WHAT TO DO: Take from the listing each line that has the string "kotiček".

Rows from a dataset
## Begin
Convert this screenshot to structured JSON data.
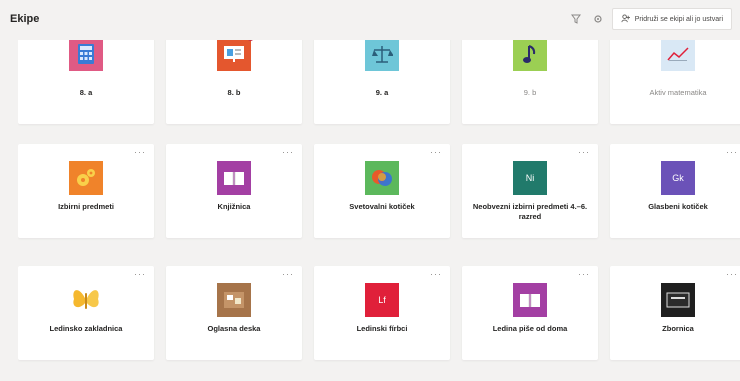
{
  "header": {
    "title": "Ekipe",
    "join_label": "Pridruži se ekipi ali jo ustvari"
  },
  "teams": [
    {
      "name": "8. a",
      "icon": "calculator-icon",
      "color": "#e05a84"
    },
    {
      "name": "8. b",
      "icon": "presentation-icon",
      "color": "#e4572e"
    },
    {
      "name": "9. a",
      "icon": "scales-icon",
      "color": "#6ec6d8"
    },
    {
      "name": "9. b",
      "icon": "music-note-icon",
      "color": "#9bcf53"
    },
    {
      "name": "Aktiv matematika",
      "icon": "line-chart-icon",
      "color": "#d9e8f5"
    },
    {
      "name": "Izbirni predmeti",
      "icon": "gears-icon",
      "color": "#f0832a"
    },
    {
      "name": "Knjižnica",
      "icon": "book-icon",
      "color": "#a33fa3"
    },
    {
      "name": "Svetovalni kotiček",
      "icon": "speech-bubbles-icon",
      "color": "#5cb85c"
    },
    {
      "name": "Neobvezni izbirni predmeti 4.–6. razred",
      "icon": "initials-icon",
      "initials": "Ni",
      "color": "#217a6b"
    },
    {
      "name": "Glasbeni kotiček",
      "icon": "initials-icon",
      "initials": "Gk",
      "color": "#6b52b8"
    },
    {
      "name": "Ledinsko zakladnica",
      "icon": "butterfly-icon",
      "color": "#f5b82e"
    },
    {
      "name": "Oglasna deska",
      "icon": "corkboard-icon",
      "color": "#a6744a"
    },
    {
      "name": "Ledinski fírbci",
      "icon": "initials-icon",
      "initials": "Lf",
      "color": "#e0203a"
    },
    {
      "name": "Ledina piše od doma",
      "icon": "book-icon",
      "color": "#a33fa3"
    },
    {
      "name": "Zbornica",
      "icon": "blackboard-icon",
      "color": "#1f1f1f"
    }
  ]
}
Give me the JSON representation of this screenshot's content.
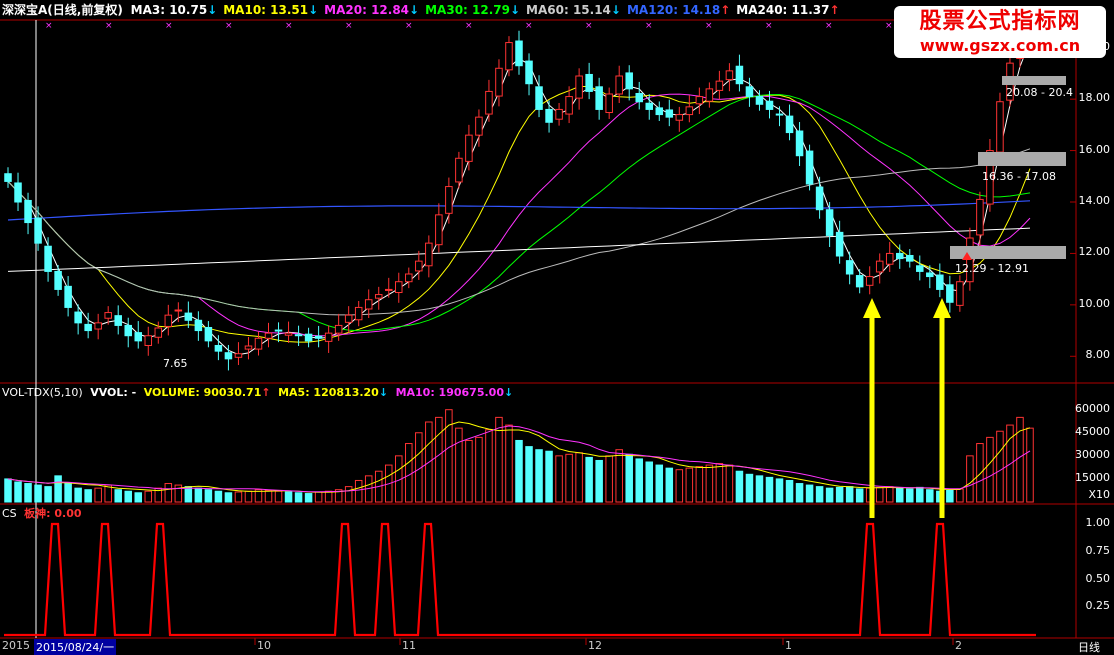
{
  "header": {
    "stock": "深深宝A(日线,前复权)",
    "ma": [
      {
        "label": "MA3: 10.75",
        "arrow": "↓",
        "color": "#ffffff",
        "arrowColor": "#00ccff"
      },
      {
        "label": "MA10: 13.51",
        "arrow": "↓",
        "color": "#ffff00",
        "arrowColor": "#00ccff"
      },
      {
        "label": "MA20: 12.84",
        "arrow": "↓",
        "color": "#ff33ff",
        "arrowColor": "#00ccff"
      },
      {
        "label": "MA30: 12.79",
        "arrow": "↓",
        "color": "#00ff00",
        "arrowColor": "#00ccff"
      },
      {
        "label": "MA60: 15.14",
        "arrow": "↓",
        "color": "#cccccc",
        "arrowColor": "#00ccff"
      },
      {
        "label": "MA120: 14.18",
        "arrow": "↑",
        "color": "#3366ff",
        "arrowColor": "#ff3333"
      },
      {
        "label": "MA240: 11.37",
        "arrow": "↑",
        "color": "#ffffff",
        "arrowColor": "#ff3333"
      }
    ]
  },
  "volHeader": {
    "name": "VOL-TDX(5,10)",
    "vvol": "VVOL: -",
    "volume": "VOLUME: 90030.71",
    "volumeArrow": "↑",
    "ma5": "MA5: 120813.20",
    "ma5Arrow": "↓",
    "ma10": "MA10: 190675.00",
    "ma10Arrow": "↓"
  },
  "csHeader": {
    "name": "CS",
    "value": "板神: 0.00"
  },
  "watermark": {
    "line1": "股票公式指标网",
    "line2": "www.gszx.com.cn"
  },
  "priceAxis": [
    "20.00",
    "18.00",
    "16.00",
    "14.00",
    "12.00",
    "10.00",
    "8.00"
  ],
  "volAxis": [
    "60000",
    "45000",
    "30000",
    "15000"
  ],
  "volUnit": "X10",
  "csAxis": [
    "1.00",
    "0.75",
    "0.50",
    "0.25"
  ],
  "xAxis": {
    "year": "2015",
    "cursor": "2015/08/24/一",
    "months": [
      "10",
      "11",
      "12",
      "1",
      "2"
    ],
    "period": "日线"
  },
  "annotations": {
    "lowPrice": "7.65",
    "zone1": "20.08 - 20.4",
    "zone2": "16.36 - 17.08",
    "zone3": "12.29 - 12.91"
  },
  "colors": {
    "up": "#ff3333",
    "down": "#54ffff",
    "signal": "#ff0000",
    "arrow": "#ffff00"
  },
  "chart_data": {
    "type": "candlestick",
    "ylim": [
      7,
      21
    ],
    "closes": [
      14.8,
      14.0,
      13.2,
      12.4,
      11.3,
      10.6,
      9.9,
      9.3,
      9.0,
      9.3,
      9.7,
      9.2,
      8.8,
      8.6,
      8.8,
      9.1,
      9.6,
      9.8,
      9.4,
      9.0,
      8.6,
      8.2,
      7.9,
      8.1,
      8.4,
      8.7,
      8.9,
      9.0,
      8.9,
      8.8,
      8.6,
      8.7,
      8.9,
      9.2,
      9.6,
      9.9,
      10.2,
      10.4,
      10.6,
      10.9,
      11.2,
      11.7,
      12.4,
      13.5,
      14.6,
      15.7,
      16.6,
      17.3,
      18.3,
      19.2,
      20.2,
      19.3,
      18.6,
      17.6,
      17.1,
      17.6,
      18.1,
      18.9,
      18.3,
      17.6,
      18.2,
      18.9,
      18.4,
      17.9,
      17.6,
      17.4,
      17.3,
      17.4,
      17.7,
      18.1,
      18.4,
      18.7,
      19.1,
      18.6,
      18.1,
      17.8,
      17.6,
      17.4,
      16.7,
      15.8,
      14.7,
      13.7,
      12.7,
      11.9,
      11.2,
      10.7,
      11.1,
      11.7,
      12.0,
      11.8,
      11.7,
      11.3,
      11.1,
      10.6,
      10.1,
      10.9,
      12.6,
      14.1,
      16.0,
      17.9,
      19.4,
      20.5,
      20.9
    ],
    "volumes": [
      15000,
      13000,
      12000,
      11000,
      10000,
      17000,
      12000,
      9000,
      8000,
      9000,
      11000,
      8000,
      7000,
      6000,
      7000,
      9000,
      12000,
      11000,
      10000,
      9000,
      8000,
      7000,
      6000,
      6500,
      7000,
      8000,
      7500,
      7000,
      6500,
      6000,
      5500,
      6500,
      7000,
      8000,
      10000,
      14000,
      17000,
      20000,
      24000,
      30000,
      38000,
      45000,
      52000,
      55000,
      60000,
      48000,
      40000,
      42000,
      47000,
      55000,
      50000,
      40000,
      36000,
      34000,
      33000,
      30000,
      31000,
      32000,
      29000,
      27000,
      30000,
      34000,
      31000,
      28000,
      26000,
      24000,
      22000,
      21000,
      22000,
      23000,
      24000,
      25000,
      24000,
      20000,
      18000,
      17000,
      16000,
      15000,
      14000,
      12000,
      11000,
      10000,
      9000,
      9500,
      10000,
      8500,
      9000,
      9500,
      10000,
      9000,
      8500,
      9500,
      8000,
      7000,
      7500,
      8500,
      30000,
      38000,
      42000,
      46000,
      50000,
      55000,
      48000
    ],
    "signals": [
      [
        55,
        1
      ],
      [
        105,
        1
      ],
      [
        160,
        1
      ],
      [
        345,
        1
      ],
      [
        385,
        1
      ],
      [
        428,
        1
      ],
      [
        870,
        1
      ],
      [
        940,
        1
      ]
    ]
  }
}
## End
SOLUTION TO THIS TASK:
      "name": "Svetovalni kotiček",
      "name": "Glasbeni kotiček",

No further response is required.